> [EXERCISE GOAL]:
Each line that includes "this" counts once; give the total and nothing besides.

++++ RECORDS FOR PROCESSING

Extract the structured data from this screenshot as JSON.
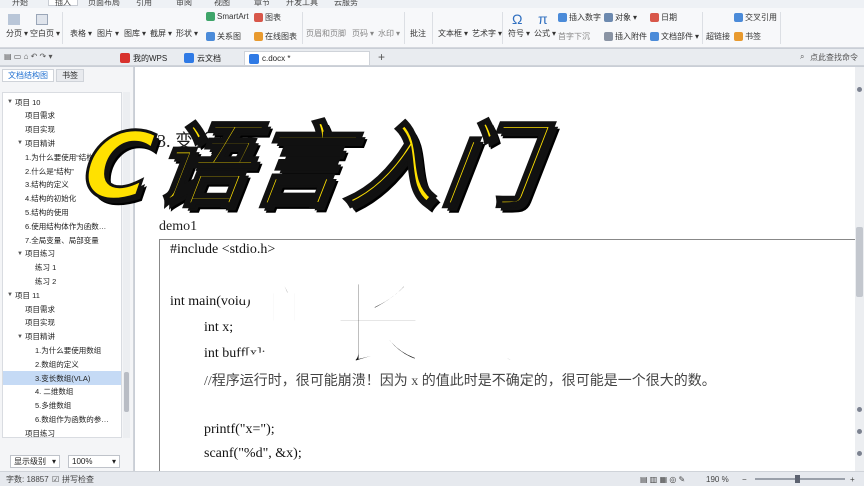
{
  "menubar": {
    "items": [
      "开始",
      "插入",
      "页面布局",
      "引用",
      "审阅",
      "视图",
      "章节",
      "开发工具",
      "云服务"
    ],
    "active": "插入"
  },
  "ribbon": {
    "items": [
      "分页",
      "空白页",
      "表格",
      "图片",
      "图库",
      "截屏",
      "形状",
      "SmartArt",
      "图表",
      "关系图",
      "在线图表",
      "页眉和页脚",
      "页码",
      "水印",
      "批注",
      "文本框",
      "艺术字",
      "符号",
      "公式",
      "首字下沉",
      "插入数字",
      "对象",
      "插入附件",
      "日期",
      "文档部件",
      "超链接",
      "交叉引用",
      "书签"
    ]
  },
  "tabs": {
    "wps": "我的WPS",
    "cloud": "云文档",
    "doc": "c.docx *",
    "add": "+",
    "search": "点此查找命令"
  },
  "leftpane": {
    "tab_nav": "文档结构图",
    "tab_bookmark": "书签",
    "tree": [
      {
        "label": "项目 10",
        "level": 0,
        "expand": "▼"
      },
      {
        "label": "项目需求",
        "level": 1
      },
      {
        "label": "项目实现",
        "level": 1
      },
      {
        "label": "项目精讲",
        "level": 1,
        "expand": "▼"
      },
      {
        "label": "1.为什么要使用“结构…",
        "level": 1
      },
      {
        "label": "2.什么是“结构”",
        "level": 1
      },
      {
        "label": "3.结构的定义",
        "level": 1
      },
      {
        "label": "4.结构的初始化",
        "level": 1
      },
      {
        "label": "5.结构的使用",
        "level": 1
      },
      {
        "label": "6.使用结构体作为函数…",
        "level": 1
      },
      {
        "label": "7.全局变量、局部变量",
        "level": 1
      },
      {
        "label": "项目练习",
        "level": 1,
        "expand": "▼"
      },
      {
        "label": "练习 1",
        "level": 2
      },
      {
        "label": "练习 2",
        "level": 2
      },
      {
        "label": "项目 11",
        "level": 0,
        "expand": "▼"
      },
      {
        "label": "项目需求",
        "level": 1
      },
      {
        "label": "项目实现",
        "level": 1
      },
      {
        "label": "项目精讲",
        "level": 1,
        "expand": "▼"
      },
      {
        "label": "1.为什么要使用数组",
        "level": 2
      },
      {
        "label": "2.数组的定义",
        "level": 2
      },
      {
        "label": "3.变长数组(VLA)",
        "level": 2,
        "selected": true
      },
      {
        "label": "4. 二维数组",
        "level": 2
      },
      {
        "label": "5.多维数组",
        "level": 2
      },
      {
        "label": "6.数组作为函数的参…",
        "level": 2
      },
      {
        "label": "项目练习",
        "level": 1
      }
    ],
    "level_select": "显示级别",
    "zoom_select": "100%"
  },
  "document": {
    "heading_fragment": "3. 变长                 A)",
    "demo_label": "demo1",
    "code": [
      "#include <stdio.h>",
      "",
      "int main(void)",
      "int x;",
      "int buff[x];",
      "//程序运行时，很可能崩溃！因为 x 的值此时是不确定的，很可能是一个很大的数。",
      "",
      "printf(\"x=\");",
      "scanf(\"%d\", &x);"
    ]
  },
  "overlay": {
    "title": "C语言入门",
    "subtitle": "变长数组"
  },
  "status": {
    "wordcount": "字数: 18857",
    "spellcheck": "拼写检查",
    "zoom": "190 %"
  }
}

++++++++
++++ RECORDS FOR PROCESSING

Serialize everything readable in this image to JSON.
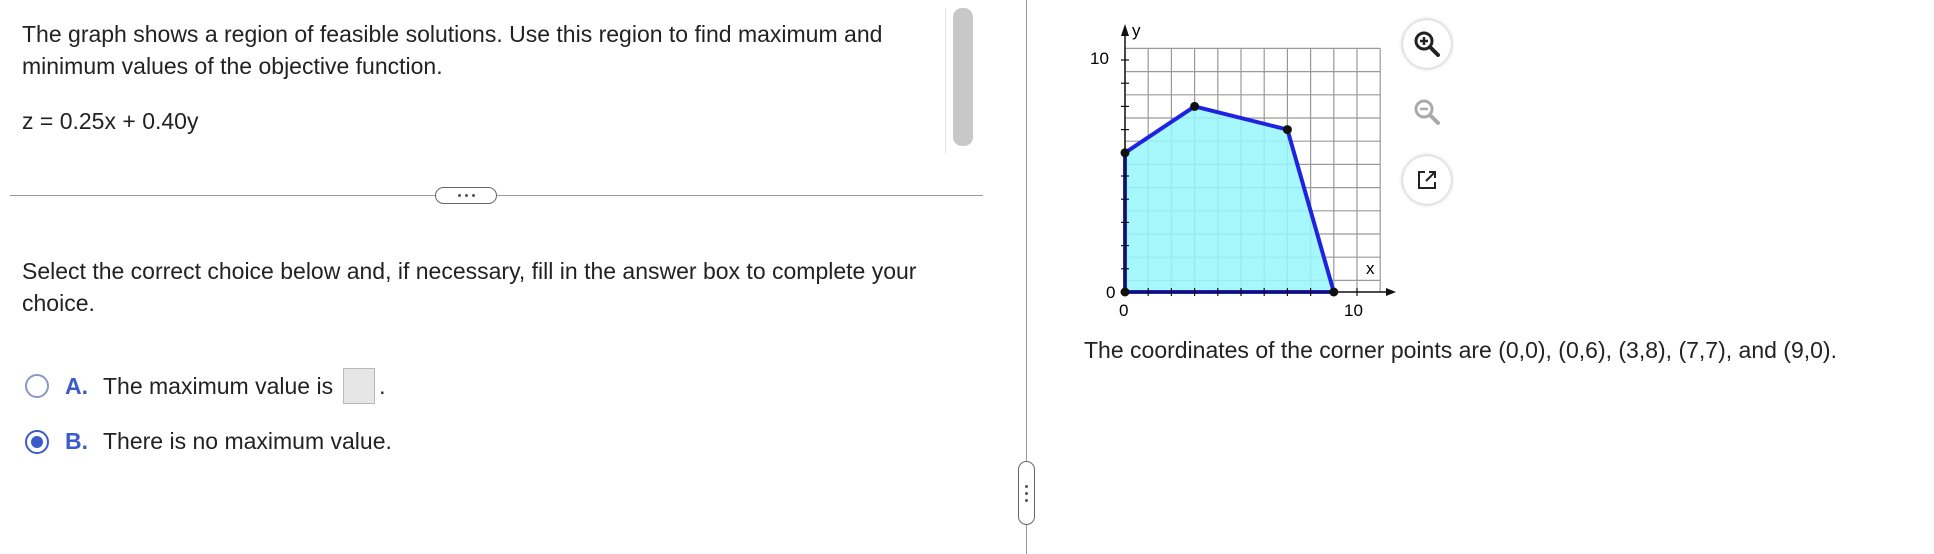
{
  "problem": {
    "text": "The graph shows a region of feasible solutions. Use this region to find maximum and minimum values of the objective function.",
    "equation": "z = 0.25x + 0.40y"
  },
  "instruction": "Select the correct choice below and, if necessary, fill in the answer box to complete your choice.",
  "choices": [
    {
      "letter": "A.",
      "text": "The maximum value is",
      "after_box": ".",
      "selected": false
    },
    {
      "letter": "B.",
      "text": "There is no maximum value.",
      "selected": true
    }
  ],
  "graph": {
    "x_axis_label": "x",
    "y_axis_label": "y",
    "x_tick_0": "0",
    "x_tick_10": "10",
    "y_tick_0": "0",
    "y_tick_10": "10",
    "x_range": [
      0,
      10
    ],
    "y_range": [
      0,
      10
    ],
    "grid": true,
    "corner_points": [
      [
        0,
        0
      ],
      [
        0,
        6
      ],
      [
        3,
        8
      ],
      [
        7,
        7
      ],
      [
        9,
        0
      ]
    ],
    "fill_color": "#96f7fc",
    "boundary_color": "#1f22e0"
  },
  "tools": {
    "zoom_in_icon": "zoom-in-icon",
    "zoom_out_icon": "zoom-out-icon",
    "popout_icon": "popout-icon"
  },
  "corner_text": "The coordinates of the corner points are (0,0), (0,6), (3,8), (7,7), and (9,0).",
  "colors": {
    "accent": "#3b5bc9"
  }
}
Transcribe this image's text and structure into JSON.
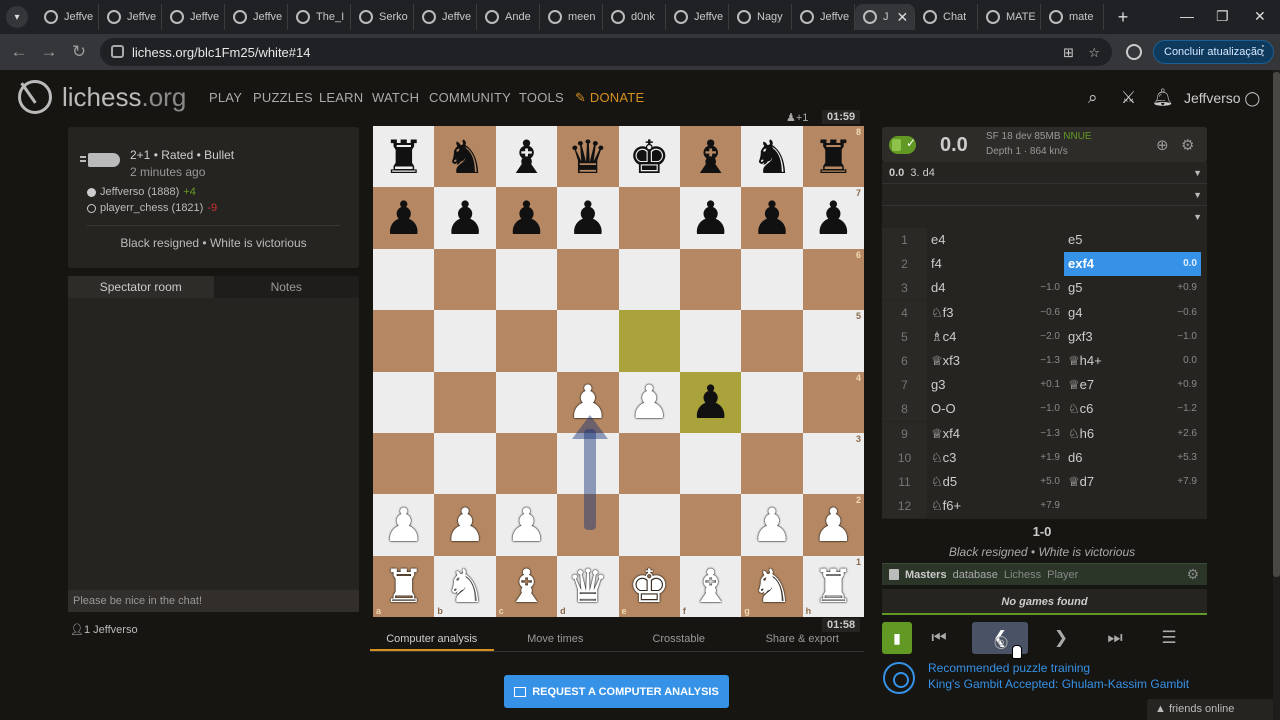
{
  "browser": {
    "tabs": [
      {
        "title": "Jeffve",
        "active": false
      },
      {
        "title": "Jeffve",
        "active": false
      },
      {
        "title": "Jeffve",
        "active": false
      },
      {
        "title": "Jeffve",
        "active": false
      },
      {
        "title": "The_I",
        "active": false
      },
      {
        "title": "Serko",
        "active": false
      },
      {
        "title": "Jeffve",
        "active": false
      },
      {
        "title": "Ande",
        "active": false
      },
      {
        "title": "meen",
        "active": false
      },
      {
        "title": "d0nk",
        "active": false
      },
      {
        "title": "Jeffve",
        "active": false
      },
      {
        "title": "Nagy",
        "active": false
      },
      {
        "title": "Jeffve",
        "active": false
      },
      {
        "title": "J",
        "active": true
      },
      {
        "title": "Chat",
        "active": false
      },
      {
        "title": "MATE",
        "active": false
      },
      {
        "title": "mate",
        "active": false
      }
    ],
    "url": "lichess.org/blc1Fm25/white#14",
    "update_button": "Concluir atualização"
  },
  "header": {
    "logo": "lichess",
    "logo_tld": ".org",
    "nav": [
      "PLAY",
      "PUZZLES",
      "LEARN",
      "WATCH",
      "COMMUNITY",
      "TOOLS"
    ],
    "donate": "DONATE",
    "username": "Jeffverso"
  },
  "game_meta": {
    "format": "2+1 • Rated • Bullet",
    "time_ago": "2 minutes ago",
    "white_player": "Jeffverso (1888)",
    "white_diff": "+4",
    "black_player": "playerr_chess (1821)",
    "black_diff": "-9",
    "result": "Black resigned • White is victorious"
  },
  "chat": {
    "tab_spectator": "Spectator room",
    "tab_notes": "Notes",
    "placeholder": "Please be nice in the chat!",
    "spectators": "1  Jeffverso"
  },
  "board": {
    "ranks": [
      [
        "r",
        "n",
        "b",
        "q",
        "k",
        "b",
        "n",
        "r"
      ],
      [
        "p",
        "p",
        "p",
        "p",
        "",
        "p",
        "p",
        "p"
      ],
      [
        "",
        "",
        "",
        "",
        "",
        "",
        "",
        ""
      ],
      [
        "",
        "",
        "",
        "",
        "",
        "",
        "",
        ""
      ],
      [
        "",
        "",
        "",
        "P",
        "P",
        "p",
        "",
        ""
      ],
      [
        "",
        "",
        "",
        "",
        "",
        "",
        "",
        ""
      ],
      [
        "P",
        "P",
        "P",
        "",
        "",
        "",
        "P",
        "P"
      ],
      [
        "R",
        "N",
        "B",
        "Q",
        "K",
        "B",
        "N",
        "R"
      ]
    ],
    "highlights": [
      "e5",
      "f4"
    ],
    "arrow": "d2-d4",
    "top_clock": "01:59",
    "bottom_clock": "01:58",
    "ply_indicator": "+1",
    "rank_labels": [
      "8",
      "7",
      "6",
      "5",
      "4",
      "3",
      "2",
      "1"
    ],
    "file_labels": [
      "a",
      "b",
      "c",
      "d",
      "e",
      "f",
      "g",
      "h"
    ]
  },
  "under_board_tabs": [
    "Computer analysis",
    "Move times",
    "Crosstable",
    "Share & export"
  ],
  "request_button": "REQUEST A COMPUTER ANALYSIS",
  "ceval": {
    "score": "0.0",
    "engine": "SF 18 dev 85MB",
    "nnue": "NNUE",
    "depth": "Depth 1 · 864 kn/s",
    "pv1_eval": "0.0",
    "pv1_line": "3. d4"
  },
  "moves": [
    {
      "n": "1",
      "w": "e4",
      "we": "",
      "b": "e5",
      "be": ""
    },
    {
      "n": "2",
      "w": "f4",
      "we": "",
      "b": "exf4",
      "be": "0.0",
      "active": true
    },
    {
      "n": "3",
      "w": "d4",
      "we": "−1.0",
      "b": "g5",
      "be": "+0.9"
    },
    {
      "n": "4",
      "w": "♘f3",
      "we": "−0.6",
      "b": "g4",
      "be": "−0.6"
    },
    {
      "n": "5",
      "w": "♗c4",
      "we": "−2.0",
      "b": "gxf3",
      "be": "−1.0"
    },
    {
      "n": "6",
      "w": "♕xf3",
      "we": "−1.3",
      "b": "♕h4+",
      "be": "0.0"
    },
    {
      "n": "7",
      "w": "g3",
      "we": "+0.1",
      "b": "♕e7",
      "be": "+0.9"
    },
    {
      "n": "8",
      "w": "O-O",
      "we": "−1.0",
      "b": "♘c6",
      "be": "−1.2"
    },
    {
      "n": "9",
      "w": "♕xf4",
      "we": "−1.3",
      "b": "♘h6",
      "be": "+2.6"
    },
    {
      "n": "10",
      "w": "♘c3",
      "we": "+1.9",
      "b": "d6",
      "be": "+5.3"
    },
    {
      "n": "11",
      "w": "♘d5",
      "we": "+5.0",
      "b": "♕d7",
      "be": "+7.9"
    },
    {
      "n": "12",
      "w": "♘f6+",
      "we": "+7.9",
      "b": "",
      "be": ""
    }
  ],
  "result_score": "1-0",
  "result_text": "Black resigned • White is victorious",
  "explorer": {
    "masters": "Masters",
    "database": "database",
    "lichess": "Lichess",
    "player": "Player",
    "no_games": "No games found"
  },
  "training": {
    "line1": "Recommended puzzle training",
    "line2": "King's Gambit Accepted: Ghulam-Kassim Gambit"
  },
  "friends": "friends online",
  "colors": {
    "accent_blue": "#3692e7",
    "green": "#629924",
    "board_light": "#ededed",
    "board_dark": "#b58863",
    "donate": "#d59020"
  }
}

++++++++
++++ RECORDS FOR PROCESSING

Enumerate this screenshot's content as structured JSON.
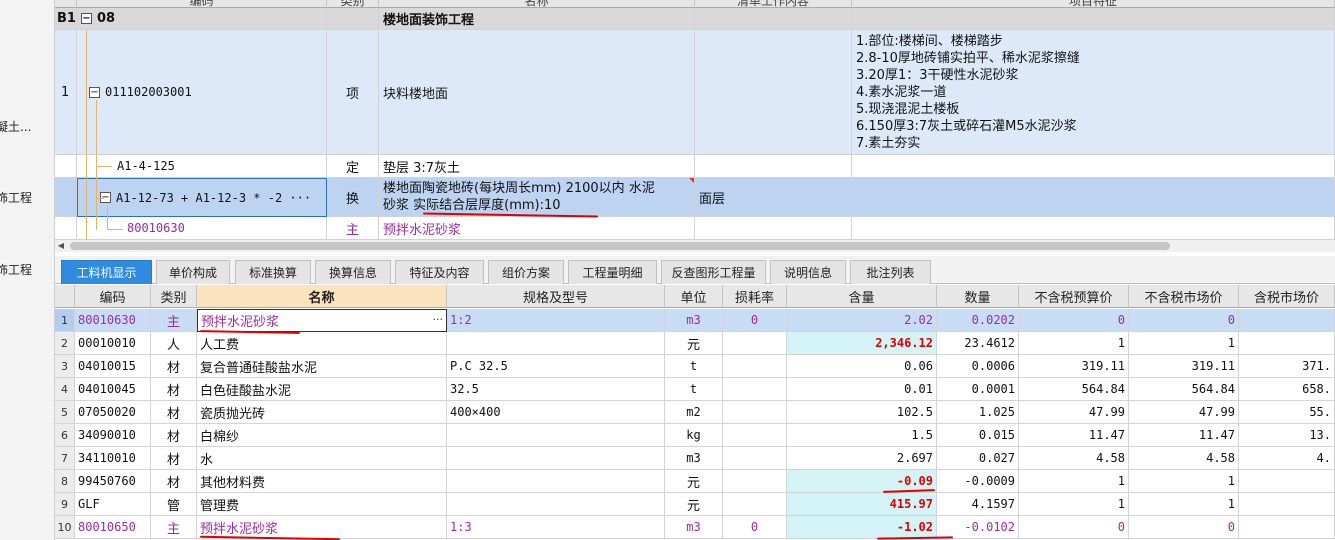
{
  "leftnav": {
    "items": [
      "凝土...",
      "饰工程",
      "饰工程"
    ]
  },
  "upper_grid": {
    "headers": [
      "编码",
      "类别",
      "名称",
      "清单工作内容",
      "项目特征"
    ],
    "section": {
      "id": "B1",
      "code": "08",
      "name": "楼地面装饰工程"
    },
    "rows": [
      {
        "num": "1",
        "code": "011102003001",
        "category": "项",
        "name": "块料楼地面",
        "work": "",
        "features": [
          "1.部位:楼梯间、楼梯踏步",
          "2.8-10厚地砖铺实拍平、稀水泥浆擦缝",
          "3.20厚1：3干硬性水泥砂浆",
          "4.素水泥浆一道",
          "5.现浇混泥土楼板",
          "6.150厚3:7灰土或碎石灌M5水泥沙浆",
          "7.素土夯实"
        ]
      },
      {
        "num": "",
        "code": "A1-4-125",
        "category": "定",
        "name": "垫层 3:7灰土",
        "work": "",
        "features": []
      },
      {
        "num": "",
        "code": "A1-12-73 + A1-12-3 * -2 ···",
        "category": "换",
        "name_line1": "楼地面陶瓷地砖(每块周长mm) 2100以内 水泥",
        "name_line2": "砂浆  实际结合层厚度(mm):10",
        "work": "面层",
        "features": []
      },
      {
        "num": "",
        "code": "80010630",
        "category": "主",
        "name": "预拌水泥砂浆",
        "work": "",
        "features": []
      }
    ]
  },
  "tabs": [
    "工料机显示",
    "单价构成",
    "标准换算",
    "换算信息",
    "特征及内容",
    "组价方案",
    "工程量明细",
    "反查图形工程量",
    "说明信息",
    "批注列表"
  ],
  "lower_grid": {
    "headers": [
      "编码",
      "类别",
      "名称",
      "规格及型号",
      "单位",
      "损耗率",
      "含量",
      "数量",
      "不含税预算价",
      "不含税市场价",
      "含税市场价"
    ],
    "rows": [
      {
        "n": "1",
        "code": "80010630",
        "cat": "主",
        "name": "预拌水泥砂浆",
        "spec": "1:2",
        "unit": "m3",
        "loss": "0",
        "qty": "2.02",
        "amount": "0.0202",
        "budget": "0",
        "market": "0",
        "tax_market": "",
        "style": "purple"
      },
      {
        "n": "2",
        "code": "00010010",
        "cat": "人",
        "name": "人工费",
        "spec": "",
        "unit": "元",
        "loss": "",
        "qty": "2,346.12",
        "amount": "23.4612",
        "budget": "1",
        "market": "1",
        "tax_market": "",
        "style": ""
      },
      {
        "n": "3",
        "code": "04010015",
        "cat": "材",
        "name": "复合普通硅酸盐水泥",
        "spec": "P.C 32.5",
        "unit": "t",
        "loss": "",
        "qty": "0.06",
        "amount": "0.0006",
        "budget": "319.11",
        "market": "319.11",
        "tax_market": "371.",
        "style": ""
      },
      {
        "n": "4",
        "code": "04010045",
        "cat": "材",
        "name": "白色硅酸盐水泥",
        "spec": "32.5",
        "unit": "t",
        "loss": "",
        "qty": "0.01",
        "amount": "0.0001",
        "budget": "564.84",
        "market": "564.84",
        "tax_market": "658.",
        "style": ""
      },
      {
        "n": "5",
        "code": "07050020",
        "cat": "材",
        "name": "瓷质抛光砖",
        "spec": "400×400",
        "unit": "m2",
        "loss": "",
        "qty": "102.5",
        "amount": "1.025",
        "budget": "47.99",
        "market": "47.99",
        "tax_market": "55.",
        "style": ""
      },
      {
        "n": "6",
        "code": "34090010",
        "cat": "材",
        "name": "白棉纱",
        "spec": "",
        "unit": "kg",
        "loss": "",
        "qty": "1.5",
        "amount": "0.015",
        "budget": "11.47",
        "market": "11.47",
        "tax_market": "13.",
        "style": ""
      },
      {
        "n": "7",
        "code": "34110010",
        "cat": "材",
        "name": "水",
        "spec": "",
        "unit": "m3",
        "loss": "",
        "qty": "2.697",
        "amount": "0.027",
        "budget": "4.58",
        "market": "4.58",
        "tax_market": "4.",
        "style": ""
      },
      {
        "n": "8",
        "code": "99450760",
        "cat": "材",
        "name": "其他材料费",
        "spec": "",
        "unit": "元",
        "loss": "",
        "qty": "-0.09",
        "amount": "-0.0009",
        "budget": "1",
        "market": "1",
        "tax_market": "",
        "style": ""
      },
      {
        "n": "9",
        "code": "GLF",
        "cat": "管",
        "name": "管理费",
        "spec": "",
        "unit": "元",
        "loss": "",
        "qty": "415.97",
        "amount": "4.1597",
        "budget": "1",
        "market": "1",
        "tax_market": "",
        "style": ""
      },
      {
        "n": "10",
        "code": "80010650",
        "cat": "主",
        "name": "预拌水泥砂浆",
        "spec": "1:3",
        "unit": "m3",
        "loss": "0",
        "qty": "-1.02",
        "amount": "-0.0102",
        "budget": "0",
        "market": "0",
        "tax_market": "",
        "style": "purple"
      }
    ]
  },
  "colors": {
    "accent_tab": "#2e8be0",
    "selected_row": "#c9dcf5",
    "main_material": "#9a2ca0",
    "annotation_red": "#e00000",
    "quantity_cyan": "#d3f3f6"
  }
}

++++++++

> [EXERCISE RESPONSE]:
5